_Your goal_:
Below is the data. Give it again, complete and exact.

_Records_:

┄┄┄┄┄┄┄┄┄┄┄┄┄┄┄┄┄┄┄┄

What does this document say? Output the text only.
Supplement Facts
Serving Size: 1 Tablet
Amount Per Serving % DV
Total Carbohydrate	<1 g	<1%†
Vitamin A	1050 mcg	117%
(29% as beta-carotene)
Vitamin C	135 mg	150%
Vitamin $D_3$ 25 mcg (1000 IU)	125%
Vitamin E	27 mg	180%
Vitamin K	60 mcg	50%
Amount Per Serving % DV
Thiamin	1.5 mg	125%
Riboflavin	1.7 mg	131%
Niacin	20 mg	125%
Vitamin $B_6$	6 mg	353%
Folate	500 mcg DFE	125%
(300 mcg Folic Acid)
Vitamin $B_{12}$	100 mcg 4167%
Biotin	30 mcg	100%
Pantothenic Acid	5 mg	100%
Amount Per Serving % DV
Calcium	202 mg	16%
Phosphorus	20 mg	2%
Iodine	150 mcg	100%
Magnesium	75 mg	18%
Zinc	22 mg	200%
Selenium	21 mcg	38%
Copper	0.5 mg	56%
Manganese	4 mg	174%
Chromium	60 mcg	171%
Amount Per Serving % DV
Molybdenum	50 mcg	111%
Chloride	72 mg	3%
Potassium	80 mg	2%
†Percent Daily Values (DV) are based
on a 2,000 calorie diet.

┄┄┄┄┄┄┄┄┄┄┄┄┄┄┄┄┄┄┄┄

_Exercise output_:
What does this document say? Output the text only.
Supplement Facts
Serving Size: 1 Tablet
Amount Per Serving % DV
Total Carbohydrate	<1 g	<1%†
Vitamin A	1050 mcg	117%
(29% as beta-carotene)
Vitamin C	135 mg	150%
Vitamin $D_3$ 25 mcg (1000 IU)	125%
Vitamin E	27 mg	180%
Vitamin K	60 mcg	50%
Amount Per Serving % DV
Thiamin	1.5 mg	125%
Riboflavin	1.7 mg	131%
Niacin	20 mg	125%
Vitamin $B_6$	6 mg	353%
Folate	500 mcg DFE	125%
(300 mcg Folic Acid)
Vitamin $B_{12}$	100 mcg 4167%
Biotin	30 mcg	100%
Pantothenic Acid	5 mg	100%
Amount Per Serving % DV
Calcium	202 mg	16%
Phosphorus	20 mg	2%
Iodine	150 mcg	100%
Magnesium	75 mg	18%
Zinc	22 mg	200%
Selenium	21 mcg	38%
Copper	0.5 mg	56%
Manganese	4 mg	174%
Chromium	60 mcg	171%
Amount Per Serving % DV
Molybdenum	50 mcg	111%
Chloride	72 mg	3%
Potassium	80 mg	2%
†Percent Daily Values (DV) are based
on a 2,000 calorie diet.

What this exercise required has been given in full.